* WORK INSTRUCTIONS
Search the data below for "this"; list each line that holds it.
## Begin TASK INPUTS
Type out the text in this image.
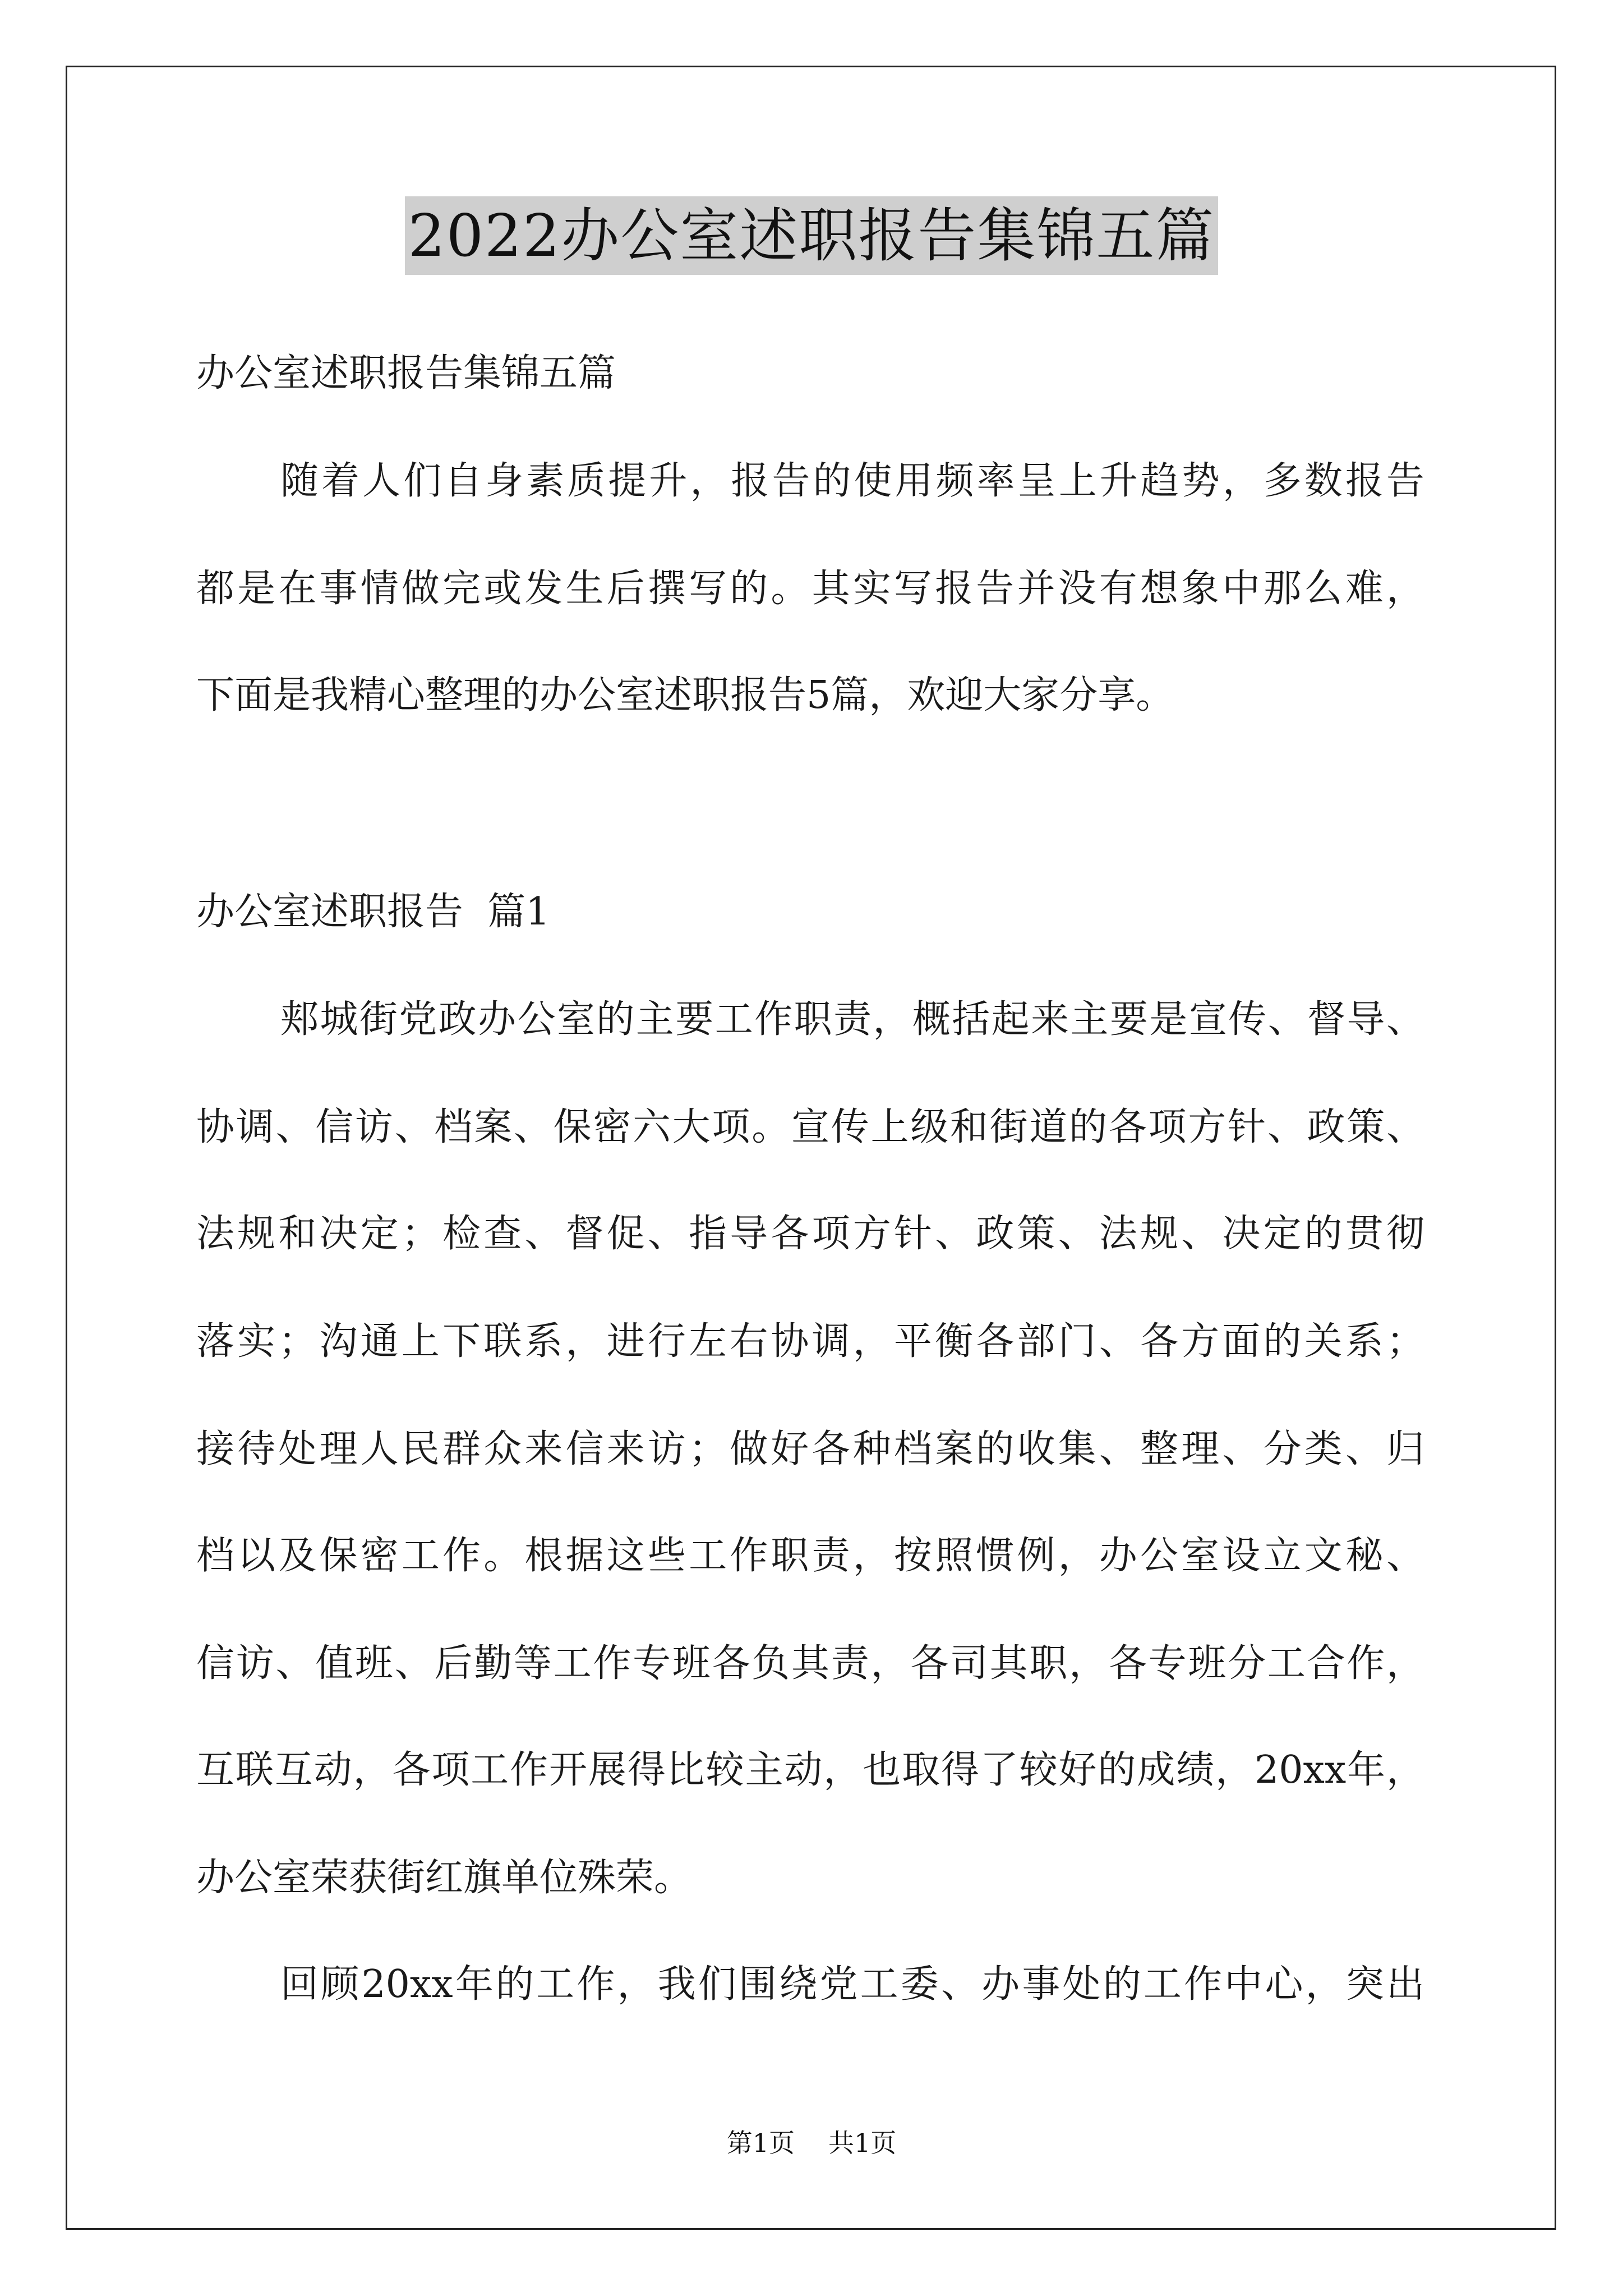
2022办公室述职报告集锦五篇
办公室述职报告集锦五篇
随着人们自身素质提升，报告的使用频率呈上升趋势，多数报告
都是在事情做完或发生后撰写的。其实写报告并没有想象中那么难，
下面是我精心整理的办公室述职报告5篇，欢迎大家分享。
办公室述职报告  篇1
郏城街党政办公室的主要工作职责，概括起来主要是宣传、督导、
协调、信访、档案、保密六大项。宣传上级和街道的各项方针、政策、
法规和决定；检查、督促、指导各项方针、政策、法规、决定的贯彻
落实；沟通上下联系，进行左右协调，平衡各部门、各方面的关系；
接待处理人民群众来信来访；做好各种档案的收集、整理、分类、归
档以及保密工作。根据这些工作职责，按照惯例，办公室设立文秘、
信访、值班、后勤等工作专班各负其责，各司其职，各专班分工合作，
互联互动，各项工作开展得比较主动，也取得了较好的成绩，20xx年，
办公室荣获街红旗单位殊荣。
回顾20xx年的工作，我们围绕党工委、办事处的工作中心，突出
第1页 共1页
## End TASK INPUTS
## Begin TASK INPUTS
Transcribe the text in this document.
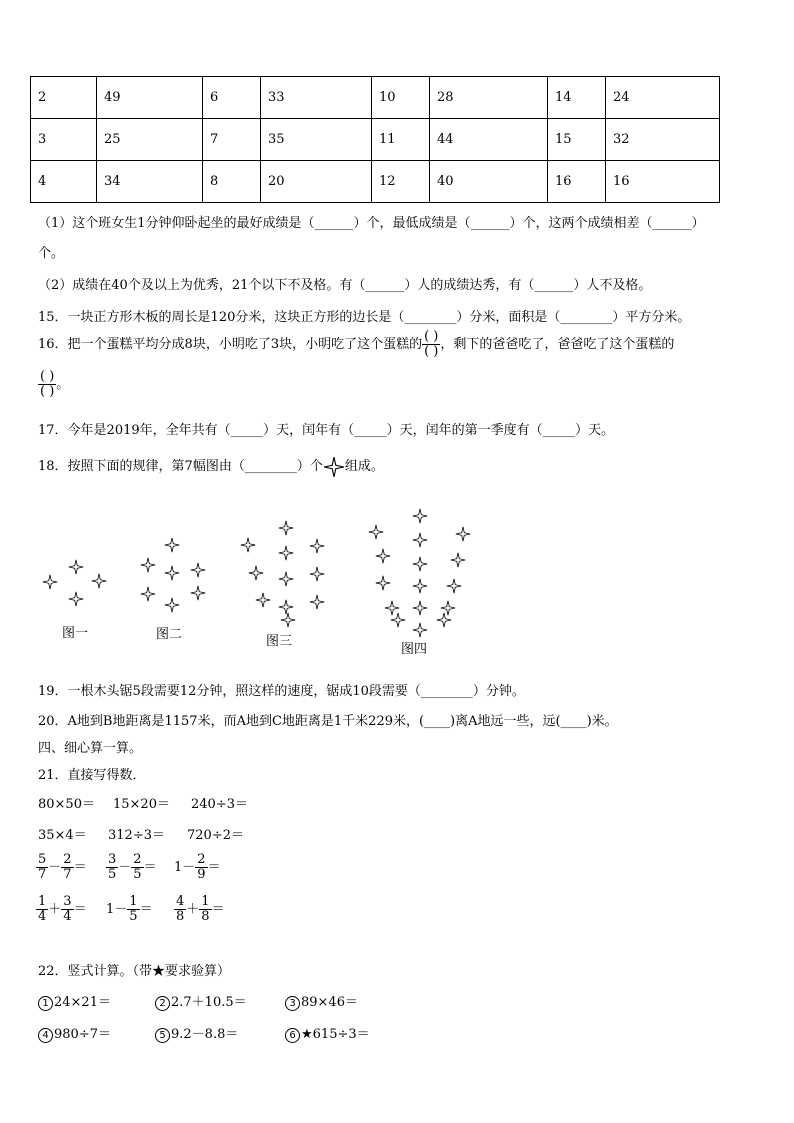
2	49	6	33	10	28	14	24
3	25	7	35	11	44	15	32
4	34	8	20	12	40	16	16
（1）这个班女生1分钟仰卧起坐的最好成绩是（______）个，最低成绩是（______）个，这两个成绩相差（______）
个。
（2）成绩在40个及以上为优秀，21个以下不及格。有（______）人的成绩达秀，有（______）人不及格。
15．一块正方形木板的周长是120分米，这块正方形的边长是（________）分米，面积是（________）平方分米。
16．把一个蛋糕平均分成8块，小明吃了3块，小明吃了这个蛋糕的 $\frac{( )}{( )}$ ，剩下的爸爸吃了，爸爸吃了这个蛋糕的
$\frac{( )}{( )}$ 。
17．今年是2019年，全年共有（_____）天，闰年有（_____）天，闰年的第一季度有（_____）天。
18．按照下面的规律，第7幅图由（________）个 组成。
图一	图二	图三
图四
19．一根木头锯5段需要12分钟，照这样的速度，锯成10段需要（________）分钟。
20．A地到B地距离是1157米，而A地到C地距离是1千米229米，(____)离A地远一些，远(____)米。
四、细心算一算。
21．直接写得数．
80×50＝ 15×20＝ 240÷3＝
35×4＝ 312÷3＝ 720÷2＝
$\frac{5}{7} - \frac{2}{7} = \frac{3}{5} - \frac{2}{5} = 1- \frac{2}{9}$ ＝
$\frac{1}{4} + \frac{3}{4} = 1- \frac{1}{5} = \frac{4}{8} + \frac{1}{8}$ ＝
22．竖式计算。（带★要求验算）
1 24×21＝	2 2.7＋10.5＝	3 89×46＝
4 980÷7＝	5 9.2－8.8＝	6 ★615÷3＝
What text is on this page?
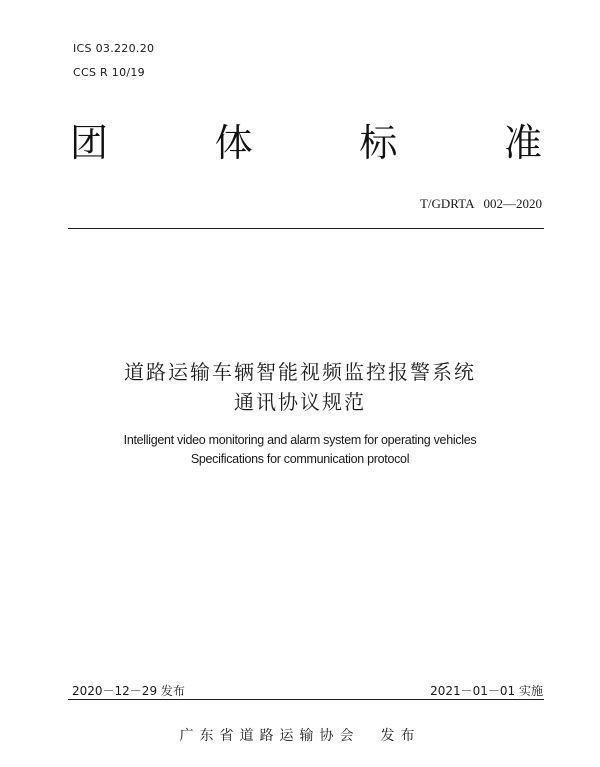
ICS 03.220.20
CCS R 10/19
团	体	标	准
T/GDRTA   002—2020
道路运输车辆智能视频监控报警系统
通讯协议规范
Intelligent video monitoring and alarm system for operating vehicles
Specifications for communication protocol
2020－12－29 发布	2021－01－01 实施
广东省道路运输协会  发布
## End TASK INPUTS
* OUTPUT BELOW
Type out the text in this image.
Transcribe the text in this document.
What text is on this page?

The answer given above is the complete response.